>> BEGIN
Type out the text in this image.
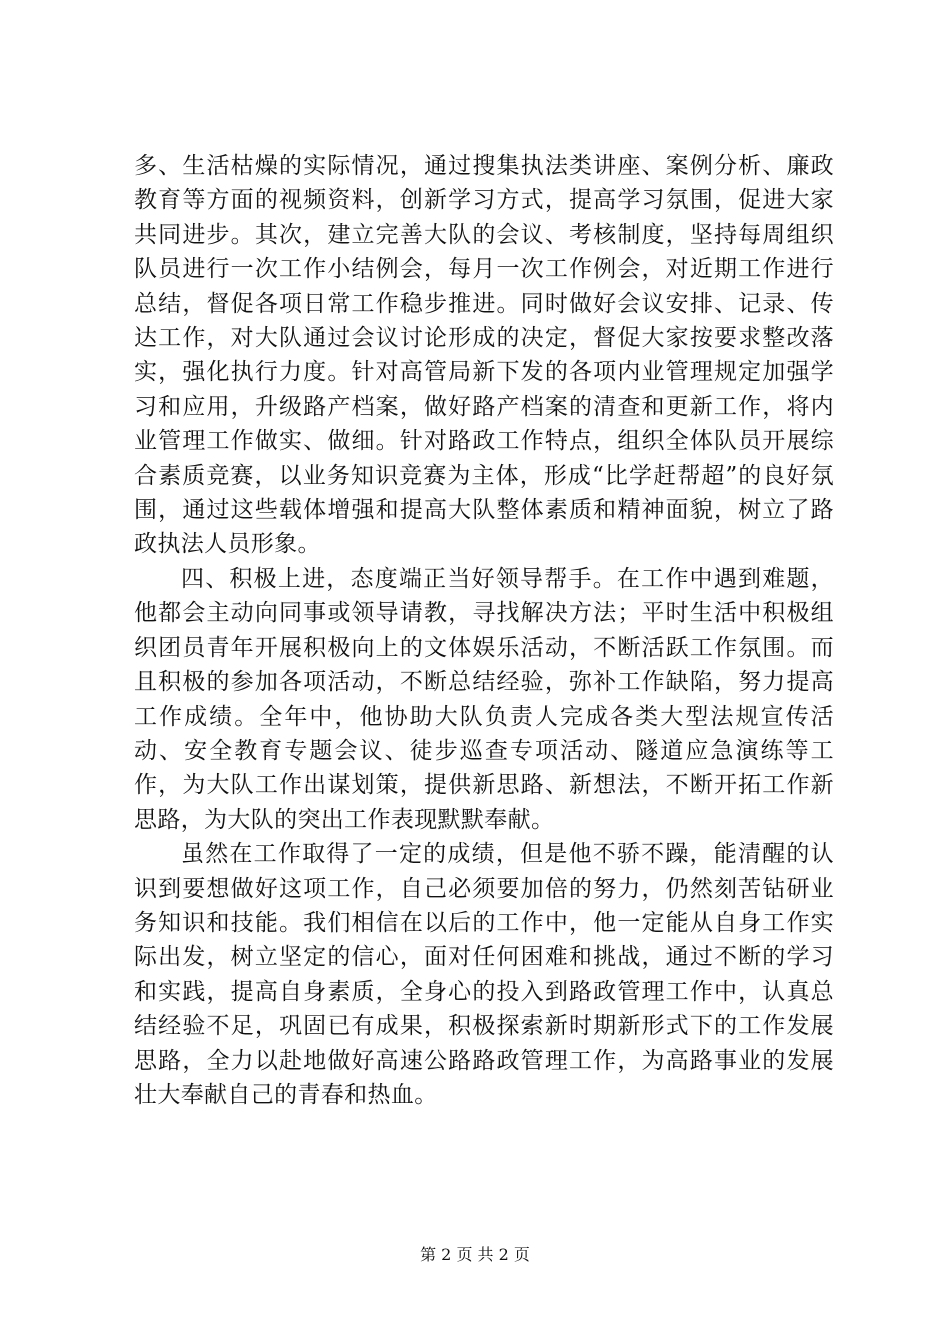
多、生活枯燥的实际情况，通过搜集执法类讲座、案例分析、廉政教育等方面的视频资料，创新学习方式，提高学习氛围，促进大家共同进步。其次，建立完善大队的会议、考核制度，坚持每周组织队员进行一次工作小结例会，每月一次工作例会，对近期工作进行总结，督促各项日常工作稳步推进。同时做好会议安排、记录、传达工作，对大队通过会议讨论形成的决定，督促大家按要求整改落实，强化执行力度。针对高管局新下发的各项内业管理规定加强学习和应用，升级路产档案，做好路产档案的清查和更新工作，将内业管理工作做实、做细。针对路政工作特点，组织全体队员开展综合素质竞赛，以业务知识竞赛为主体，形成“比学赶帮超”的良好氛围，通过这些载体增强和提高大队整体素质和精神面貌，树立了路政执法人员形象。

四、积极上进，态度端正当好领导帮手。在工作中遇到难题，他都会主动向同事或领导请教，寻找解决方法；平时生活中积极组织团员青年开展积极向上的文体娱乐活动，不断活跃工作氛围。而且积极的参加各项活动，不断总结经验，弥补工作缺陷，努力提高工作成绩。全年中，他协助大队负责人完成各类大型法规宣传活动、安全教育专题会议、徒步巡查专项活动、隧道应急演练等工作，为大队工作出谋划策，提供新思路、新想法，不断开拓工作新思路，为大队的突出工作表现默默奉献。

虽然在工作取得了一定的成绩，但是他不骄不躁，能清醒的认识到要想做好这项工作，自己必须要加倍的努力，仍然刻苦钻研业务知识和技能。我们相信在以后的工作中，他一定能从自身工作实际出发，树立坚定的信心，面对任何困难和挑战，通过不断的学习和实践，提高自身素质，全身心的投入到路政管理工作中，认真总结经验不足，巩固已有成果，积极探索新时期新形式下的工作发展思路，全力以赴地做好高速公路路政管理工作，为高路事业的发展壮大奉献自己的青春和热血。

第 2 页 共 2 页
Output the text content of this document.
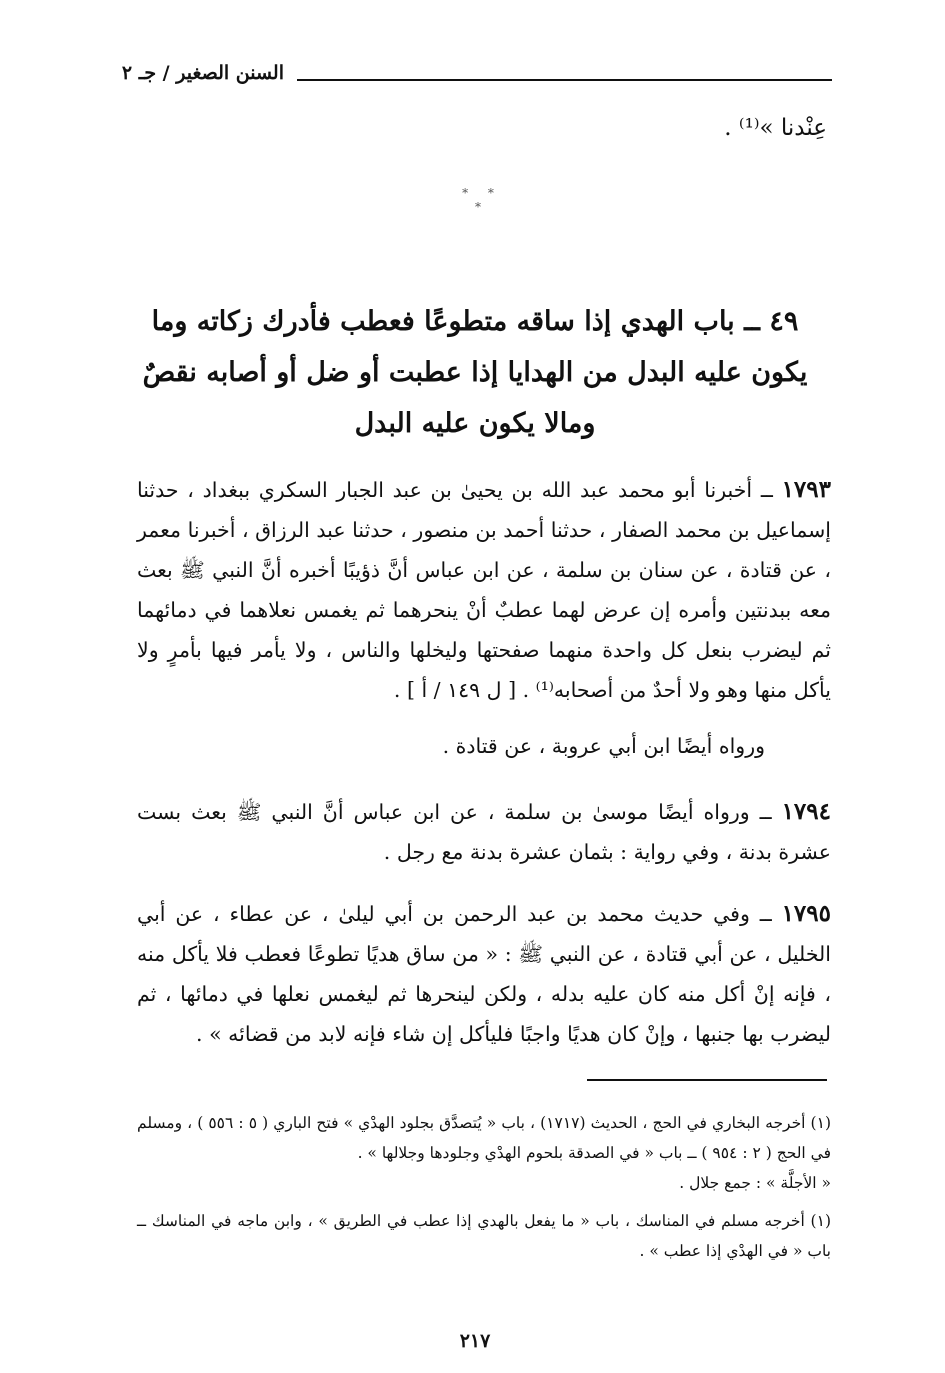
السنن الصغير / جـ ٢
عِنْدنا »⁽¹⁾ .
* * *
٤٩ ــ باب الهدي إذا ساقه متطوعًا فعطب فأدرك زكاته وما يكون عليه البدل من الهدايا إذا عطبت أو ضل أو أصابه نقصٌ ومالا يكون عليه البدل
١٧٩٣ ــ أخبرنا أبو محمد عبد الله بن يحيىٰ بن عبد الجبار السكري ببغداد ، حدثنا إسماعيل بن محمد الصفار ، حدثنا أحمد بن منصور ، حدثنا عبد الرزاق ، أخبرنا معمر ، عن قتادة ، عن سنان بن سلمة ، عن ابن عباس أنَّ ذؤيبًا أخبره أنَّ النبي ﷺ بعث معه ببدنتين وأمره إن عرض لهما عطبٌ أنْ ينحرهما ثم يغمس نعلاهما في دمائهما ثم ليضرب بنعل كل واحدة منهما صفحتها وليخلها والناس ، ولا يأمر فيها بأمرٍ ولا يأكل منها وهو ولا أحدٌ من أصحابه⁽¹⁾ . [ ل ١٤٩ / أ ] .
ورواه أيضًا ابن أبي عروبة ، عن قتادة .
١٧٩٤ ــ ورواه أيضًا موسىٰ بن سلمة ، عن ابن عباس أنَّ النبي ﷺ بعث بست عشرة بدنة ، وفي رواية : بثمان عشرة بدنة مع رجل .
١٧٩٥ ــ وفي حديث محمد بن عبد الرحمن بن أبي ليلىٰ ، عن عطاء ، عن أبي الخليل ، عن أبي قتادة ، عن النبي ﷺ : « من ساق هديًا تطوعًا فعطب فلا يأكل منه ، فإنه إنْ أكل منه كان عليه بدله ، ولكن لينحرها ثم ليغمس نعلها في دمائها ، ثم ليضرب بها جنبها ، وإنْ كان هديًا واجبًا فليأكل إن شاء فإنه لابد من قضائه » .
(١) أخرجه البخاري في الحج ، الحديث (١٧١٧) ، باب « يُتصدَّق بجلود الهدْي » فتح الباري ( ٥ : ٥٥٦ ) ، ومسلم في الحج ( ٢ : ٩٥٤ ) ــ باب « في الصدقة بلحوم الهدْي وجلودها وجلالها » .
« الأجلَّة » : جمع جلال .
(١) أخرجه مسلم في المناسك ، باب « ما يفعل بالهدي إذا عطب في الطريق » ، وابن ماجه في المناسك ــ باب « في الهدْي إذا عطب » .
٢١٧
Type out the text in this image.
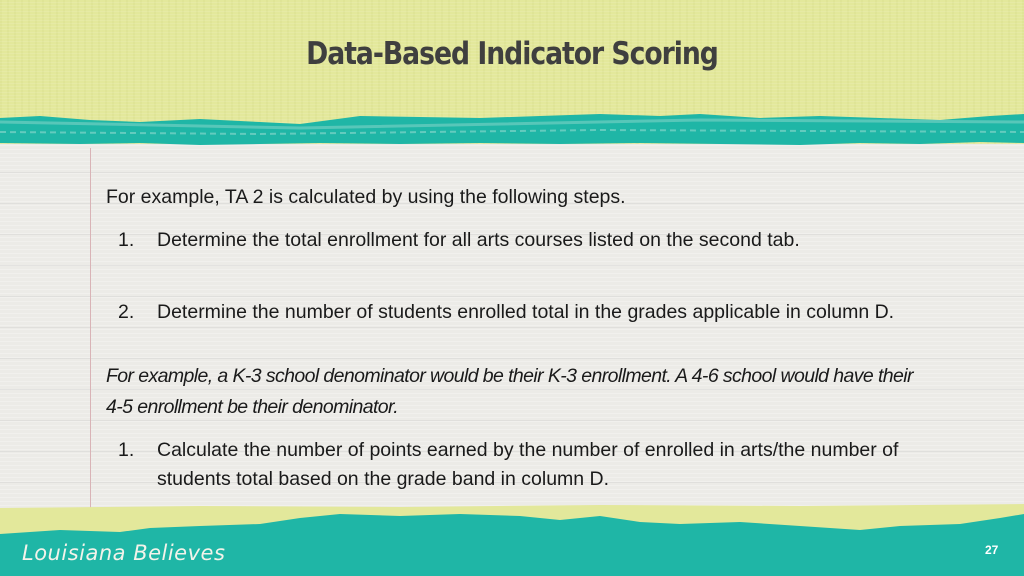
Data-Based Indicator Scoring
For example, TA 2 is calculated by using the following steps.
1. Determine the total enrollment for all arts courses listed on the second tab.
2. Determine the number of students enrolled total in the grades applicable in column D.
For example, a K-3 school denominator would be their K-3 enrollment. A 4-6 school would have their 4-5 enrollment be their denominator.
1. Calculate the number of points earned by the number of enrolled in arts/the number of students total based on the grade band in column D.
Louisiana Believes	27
>> END
PROBLEM TO WORK ON:
Copy the whole listing above word for word but do not carry over the pictures.

SOLVED PROBLEM:
Type out the text in this image.
多、生活枯燥的实际情况，通过搜集执法类讲座、案例分析、廉政教育等方面的视频资料，创新学习方式，提高学习氛围，促进大家共同进步。其次，建立完善大队的会议、考核制度，坚持每周组织队员进行一次工作小结例会，每月一次工作例会，对近期工作进行总结，督促各项日常工作稳步推进。同时做好会议安排、记录、传达工作，对大队通过会议讨论形成的决定，督促大家按要求整改落实，强化执行力度。针对高管局新下发的各项内业管理规定加强学习和应用，升级路产档案，做好路产档案的清查和更新工作，将内业管理工作做实、做细。针对路政工作特点，组织全体队员开展综合素质竞赛，以业务知识竞赛为主体，形成“比学赶帮超”的良好氛围，通过这些载体增强和提高大队整体素质和精神面貌，树立了路政执法人员形象。

四、积极上进，态度端正当好领导帮手。在工作中遇到难题，他都会主动向同事或领导请教，寻找解决方法；平时生活中积极组织团员青年开展积极向上的文体娱乐活动，不断活跃工作氛围。而且积极的参加各项活动，不断总结经验，弥补工作缺陷，努力提高工作成绩。全年中，他协助大队负责人完成各类大型法规宣传活动、安全教育专题会议、徒步巡查专项活动、隧道应急演练等工作，为大队工作出谋划策，提供新思路、新想法，不断开拓工作新思路，为大队的突出工作表现默默奉献。

虽然在工作取得了一定的成绩，但是他不骄不躁，能清醒的认识到要想做好这项工作，自己必须要加倍的努力，仍然刻苦钻研业务知识和技能。我们相信在以后的工作中，他一定能从自身工作实际出发，树立坚定的信心，面对任何困难和挑战，通过不断的学习和实践，提高自身素质，全身心的投入到路政管理工作中，认真总结经验不足，巩固已有成果，积极探索新时期新形式下的工作发展思路，全力以赴地做好高速公路路政管理工作，为高路事业的发展壮大奉献自己的青春和热血。

第 2 页 共 2 页
Output the text content of this document.
السنن الصغير / جـ ٢
عِنْدنا »⁽¹⁾ .
* * *
٤٩ ــ باب الهدي إذا ساقه متطوعًا فعطب فأدرك زكاته وما يكون عليه البدل من الهدايا إذا عطبت أو ضل أو أصابه نقصٌ ومالا يكون عليه البدل
١٧٩٣ ــ أخبرنا أبو محمد عبد الله بن يحيىٰ بن عبد الجبار السكري ببغداد ، حدثنا إسماعيل بن محمد الصفار ، حدثنا أحمد بن منصور ، حدثنا عبد الرزاق ، أخبرنا معمر ، عن قتادة ، عن سنان بن سلمة ، عن ابن عباس أنَّ ذؤيبًا أخبره أنَّ النبي ﷺ بعث معه ببدنتين وأمره إن عرض لهما عطبٌ أنْ ينحرهما ثم يغمس نعلاهما في دمائهما ثم ليضرب بنعل كل واحدة منهما صفحتها وليخلها والناس ، ولا يأمر فيها بأمرٍ ولا يأكل منها وهو ولا أحدٌ من أصحابه⁽¹⁾ . [ ل ١٤٩ / أ ] .
ورواه أيضًا ابن أبي عروبة ، عن قتادة .
١٧٩٤ ــ ورواه أيضًا موسىٰ بن سلمة ، عن ابن عباس أنَّ النبي ﷺ بعث بست عشرة بدنة ، وفي رواية : بثمان عشرة بدنة مع رجل .
١٧٩٥ ــ وفي حديث محمد بن عبد الرحمن بن أبي ليلىٰ ، عن عطاء ، عن أبي الخليل ، عن أبي قتادة ، عن النبي ﷺ : « من ساق هديًا تطوعًا فعطب فلا يأكل منه ، فإنه إنْ أكل منه كان عليه بدله ، ولكن لينحرها ثم ليغمس نعلها في دمائها ، ثم ليضرب بها جنبها ، وإنْ كان هديًا واجبًا فليأكل إن شاء فإنه لابد من قضائه » .
(١) أخرجه البخاري في الحج ، الحديث (١٧١٧) ، باب « يُتصدَّق بجلود الهدْي » فتح الباري ( ٥ : ٥٥٦ ) ، ومسلم في الحج ( ٢ : ٩٥٤ ) ــ باب « في الصدقة بلحوم الهدْي وجلودها وجلالها » .
« الأجلَّة » : جمع جلال .
(١) أخرجه مسلم في المناسك ، باب « ما يفعل بالهدي إذا عطب في الطريق » ، وابن ماجه في المناسك ــ باب « في الهدْي إذا عطب » .
٢١٧
Type out the text in this image.
Data-Based Indicator Scoring
For example, TA 2 is calculated by using the following steps.
1. Determine the total enrollment for all arts courses listed on the second tab.
2. Determine the number of students enrolled total in the grades applicable in column D.
For example, a K-3 school denominator would be their K-3 enrollment. A 4-6 school would have their 4-5 enrollment be their denominator.
1. Calculate the number of points earned by the number of enrolled in arts/the number of students total based on the grade band in column D.
Louisiana Believes	27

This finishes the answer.